▸ Exercise aim
Search the listing for "data" and copy every line where it appears.

Saved entries
[BEGIN]

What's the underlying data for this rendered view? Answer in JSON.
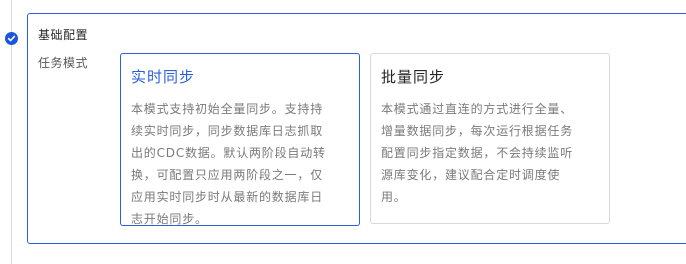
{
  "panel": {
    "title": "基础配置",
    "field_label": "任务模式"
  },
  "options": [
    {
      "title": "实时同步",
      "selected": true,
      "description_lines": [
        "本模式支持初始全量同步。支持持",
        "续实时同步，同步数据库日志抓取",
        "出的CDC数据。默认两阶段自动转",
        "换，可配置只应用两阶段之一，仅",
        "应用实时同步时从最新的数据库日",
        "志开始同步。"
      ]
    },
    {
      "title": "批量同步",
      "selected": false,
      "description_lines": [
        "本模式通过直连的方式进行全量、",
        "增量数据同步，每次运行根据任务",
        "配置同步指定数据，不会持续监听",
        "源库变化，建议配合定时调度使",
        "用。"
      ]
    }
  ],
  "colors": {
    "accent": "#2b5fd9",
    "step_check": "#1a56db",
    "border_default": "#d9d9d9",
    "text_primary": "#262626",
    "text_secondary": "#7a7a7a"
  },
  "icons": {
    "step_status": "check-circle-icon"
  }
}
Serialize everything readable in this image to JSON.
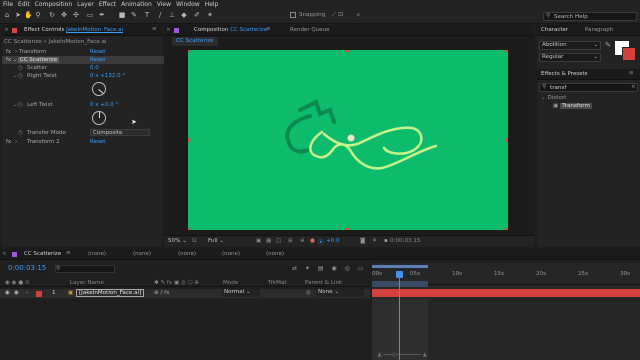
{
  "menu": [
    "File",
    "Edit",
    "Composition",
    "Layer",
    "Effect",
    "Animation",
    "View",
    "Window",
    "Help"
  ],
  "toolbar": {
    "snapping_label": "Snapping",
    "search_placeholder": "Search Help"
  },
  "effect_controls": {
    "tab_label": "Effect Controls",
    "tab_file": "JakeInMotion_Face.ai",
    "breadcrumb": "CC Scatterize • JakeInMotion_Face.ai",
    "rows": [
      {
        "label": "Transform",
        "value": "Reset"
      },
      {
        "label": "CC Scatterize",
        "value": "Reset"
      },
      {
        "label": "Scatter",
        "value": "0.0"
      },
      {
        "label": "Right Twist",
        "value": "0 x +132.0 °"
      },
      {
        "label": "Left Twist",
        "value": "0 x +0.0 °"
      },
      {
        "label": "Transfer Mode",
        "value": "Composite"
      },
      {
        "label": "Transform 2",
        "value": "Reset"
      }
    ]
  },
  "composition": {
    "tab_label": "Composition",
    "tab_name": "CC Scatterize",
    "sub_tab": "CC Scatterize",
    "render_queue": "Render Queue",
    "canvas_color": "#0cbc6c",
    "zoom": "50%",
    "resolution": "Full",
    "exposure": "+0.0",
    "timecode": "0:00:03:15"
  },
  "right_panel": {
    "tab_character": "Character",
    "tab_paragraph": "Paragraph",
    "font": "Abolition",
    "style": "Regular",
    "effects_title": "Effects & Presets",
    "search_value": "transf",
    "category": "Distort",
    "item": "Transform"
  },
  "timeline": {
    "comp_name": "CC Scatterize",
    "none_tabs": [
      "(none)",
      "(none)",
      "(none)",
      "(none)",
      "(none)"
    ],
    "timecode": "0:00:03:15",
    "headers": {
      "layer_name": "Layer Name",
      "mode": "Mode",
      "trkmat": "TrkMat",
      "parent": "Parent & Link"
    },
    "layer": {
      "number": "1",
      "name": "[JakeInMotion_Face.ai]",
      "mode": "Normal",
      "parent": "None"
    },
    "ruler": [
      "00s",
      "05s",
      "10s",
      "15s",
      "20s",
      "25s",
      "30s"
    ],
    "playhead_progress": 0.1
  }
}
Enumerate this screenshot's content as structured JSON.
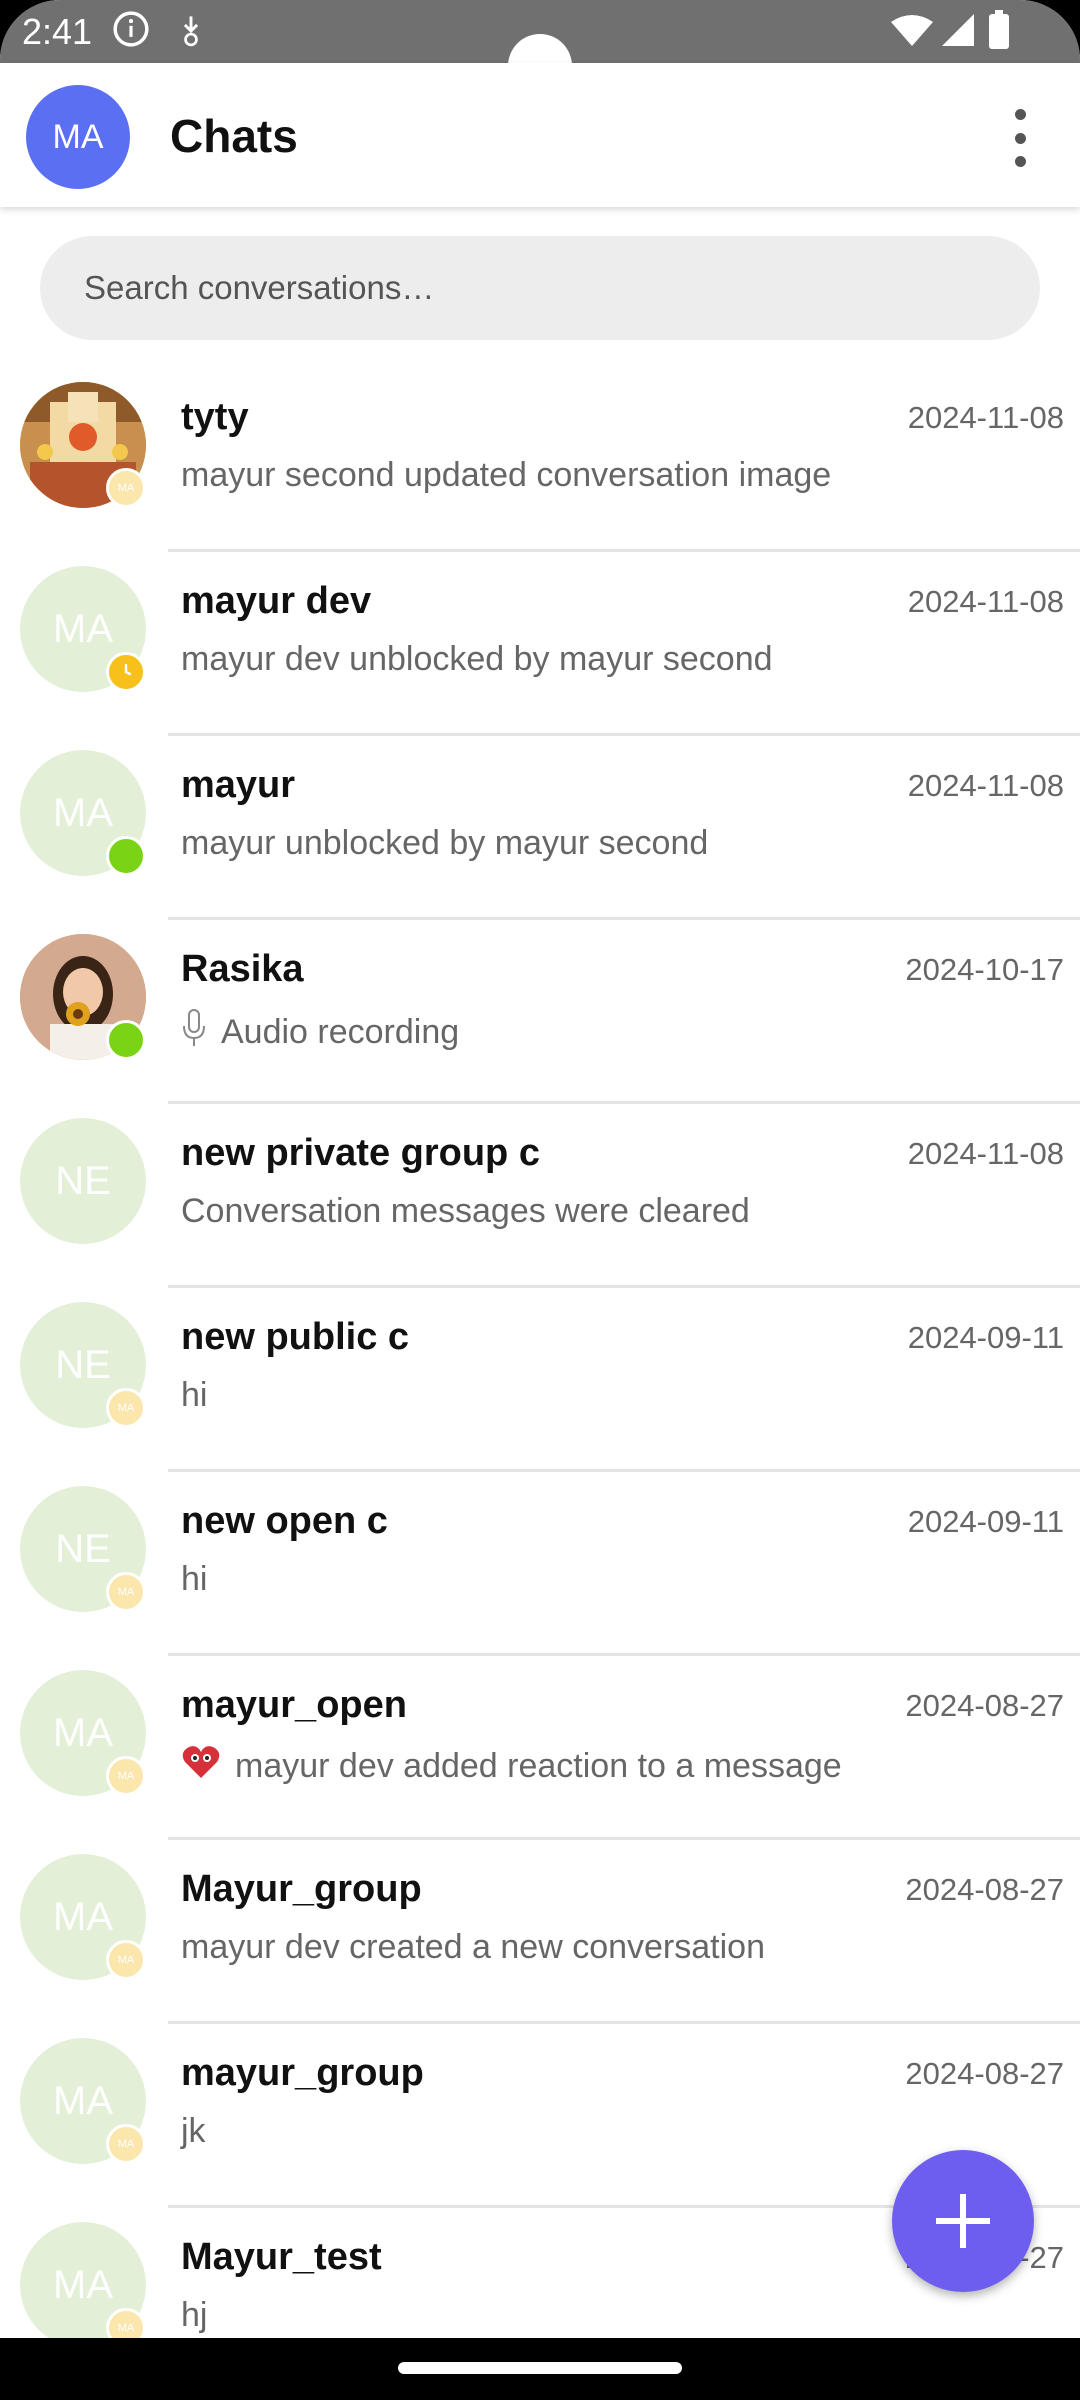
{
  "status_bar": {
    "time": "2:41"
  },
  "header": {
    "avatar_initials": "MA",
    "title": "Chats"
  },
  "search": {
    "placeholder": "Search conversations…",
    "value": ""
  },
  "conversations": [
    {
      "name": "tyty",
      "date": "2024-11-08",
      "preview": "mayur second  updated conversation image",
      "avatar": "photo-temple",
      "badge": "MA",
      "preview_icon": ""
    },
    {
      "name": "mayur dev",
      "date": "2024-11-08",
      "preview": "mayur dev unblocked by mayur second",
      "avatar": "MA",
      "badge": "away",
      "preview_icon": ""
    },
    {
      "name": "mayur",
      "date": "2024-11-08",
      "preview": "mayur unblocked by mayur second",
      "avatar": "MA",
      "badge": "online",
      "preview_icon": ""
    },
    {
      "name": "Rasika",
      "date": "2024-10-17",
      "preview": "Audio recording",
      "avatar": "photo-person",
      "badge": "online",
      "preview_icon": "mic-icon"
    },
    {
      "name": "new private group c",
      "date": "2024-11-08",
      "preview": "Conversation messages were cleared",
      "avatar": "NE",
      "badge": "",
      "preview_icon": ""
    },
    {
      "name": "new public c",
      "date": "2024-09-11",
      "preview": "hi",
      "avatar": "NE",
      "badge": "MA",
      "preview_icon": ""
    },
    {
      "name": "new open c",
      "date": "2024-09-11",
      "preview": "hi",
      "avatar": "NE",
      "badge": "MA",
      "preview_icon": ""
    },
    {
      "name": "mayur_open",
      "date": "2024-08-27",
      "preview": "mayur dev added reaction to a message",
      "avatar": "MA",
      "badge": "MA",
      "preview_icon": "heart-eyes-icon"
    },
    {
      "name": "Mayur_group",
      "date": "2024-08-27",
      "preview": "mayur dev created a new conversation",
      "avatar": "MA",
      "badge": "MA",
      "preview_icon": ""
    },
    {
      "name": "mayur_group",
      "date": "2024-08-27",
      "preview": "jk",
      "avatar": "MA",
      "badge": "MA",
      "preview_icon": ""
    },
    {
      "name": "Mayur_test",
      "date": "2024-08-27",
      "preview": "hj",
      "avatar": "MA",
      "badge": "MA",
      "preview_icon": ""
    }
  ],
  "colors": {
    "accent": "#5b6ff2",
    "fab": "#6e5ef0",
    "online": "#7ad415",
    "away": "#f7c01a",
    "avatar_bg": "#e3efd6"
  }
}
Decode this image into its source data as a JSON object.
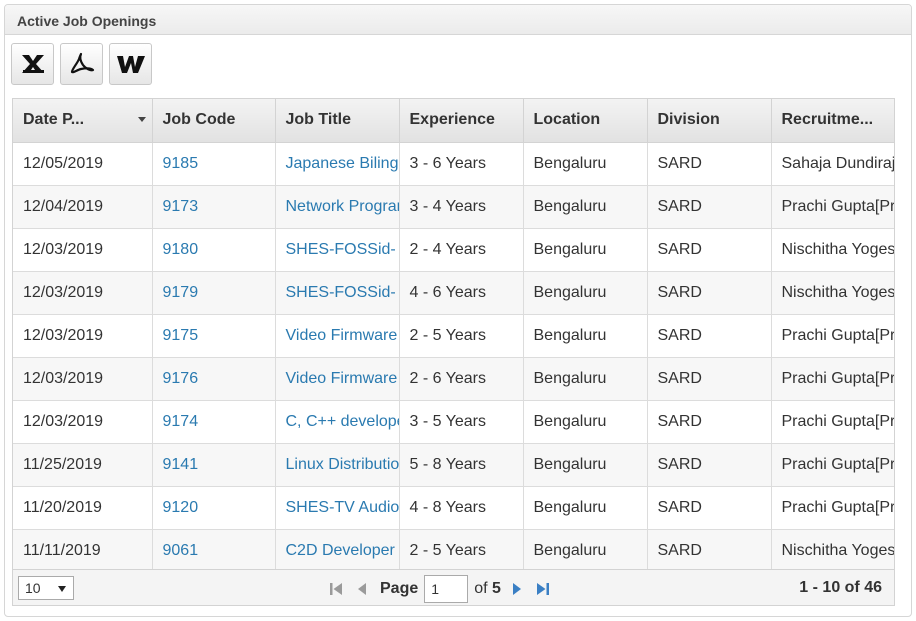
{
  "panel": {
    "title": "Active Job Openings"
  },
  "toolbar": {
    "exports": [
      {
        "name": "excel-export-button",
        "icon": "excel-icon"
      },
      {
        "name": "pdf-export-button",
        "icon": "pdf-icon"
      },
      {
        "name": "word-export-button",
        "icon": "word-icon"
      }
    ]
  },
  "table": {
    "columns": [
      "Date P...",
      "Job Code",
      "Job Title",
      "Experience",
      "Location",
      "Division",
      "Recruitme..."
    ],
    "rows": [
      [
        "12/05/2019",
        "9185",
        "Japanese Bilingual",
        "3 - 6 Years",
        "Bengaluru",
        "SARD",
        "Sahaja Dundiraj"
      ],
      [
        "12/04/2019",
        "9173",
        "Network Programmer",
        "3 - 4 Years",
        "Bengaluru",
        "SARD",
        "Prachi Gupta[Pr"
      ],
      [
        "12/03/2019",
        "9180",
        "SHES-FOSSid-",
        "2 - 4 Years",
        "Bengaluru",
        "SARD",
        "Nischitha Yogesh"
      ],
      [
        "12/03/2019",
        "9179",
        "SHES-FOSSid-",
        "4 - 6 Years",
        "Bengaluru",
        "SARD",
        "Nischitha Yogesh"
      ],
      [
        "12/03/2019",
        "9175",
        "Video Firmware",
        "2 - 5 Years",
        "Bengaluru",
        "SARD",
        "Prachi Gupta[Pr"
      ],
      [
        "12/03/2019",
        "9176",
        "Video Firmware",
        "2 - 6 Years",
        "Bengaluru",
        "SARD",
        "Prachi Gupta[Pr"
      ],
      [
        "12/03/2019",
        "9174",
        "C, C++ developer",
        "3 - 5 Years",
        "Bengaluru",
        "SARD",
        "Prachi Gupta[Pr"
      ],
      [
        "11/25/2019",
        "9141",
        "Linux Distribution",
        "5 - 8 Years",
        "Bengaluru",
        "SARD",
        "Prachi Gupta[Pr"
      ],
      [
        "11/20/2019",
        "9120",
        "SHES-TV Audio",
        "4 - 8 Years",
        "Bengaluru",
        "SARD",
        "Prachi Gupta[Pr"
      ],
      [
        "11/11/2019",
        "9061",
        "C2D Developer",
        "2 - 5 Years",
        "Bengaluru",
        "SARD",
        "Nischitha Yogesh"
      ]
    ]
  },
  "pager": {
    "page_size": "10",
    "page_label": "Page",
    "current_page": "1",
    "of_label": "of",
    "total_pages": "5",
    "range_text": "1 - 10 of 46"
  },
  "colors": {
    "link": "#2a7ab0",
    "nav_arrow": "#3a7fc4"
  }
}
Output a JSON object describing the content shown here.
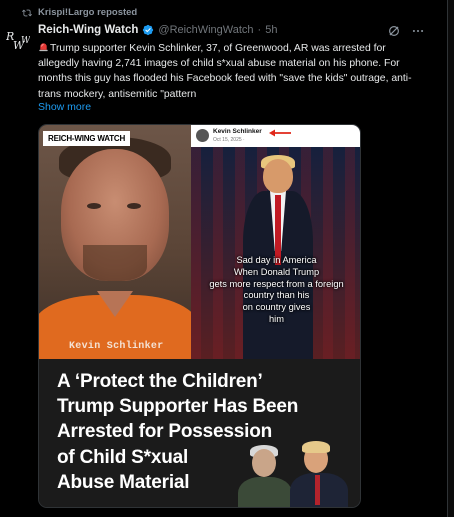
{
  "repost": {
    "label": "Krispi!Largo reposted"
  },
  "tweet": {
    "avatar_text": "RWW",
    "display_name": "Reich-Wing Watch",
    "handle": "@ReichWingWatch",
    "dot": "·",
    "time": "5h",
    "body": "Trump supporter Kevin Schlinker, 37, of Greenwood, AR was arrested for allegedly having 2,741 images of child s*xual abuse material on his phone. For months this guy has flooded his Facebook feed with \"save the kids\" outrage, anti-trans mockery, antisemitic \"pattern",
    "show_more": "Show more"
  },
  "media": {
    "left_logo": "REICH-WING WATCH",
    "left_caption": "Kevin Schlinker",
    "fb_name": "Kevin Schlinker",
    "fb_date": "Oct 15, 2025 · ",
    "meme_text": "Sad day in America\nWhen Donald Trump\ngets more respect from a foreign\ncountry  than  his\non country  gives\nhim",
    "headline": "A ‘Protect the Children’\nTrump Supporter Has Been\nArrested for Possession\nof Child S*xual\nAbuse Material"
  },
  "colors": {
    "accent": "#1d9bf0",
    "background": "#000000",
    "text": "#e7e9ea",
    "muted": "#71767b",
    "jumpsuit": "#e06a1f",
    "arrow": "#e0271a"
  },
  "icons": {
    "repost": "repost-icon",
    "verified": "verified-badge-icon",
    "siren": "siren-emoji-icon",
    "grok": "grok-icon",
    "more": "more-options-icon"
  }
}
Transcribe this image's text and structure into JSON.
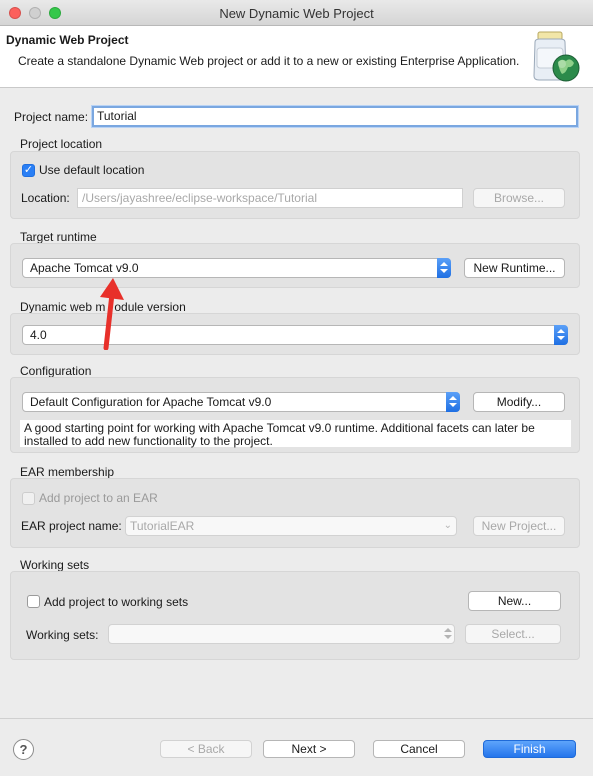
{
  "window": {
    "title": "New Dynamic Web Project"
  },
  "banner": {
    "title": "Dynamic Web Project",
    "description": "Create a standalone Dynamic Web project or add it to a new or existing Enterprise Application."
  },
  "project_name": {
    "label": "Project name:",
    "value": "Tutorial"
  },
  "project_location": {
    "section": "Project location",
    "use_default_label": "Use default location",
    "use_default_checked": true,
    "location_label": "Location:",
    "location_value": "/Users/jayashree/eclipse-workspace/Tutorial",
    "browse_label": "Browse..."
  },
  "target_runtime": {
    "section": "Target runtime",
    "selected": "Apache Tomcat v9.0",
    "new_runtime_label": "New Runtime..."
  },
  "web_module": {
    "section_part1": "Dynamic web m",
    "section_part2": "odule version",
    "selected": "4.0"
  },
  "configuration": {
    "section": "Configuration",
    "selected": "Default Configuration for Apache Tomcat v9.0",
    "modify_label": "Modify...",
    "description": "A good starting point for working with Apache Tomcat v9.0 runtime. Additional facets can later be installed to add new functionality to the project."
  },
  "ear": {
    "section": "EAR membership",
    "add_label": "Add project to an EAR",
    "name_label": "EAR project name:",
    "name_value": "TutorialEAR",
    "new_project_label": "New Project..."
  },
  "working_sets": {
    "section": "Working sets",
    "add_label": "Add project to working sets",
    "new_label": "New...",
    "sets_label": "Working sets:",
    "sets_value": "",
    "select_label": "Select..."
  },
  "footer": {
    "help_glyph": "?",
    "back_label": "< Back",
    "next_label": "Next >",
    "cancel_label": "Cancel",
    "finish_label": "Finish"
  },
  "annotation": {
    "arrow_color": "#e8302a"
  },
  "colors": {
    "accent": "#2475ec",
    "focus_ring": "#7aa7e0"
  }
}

[END]

▸ Result of the task
What's the underlying data for this rendered view? Answer in JSON.
Decode this image into its source data as a JSON object.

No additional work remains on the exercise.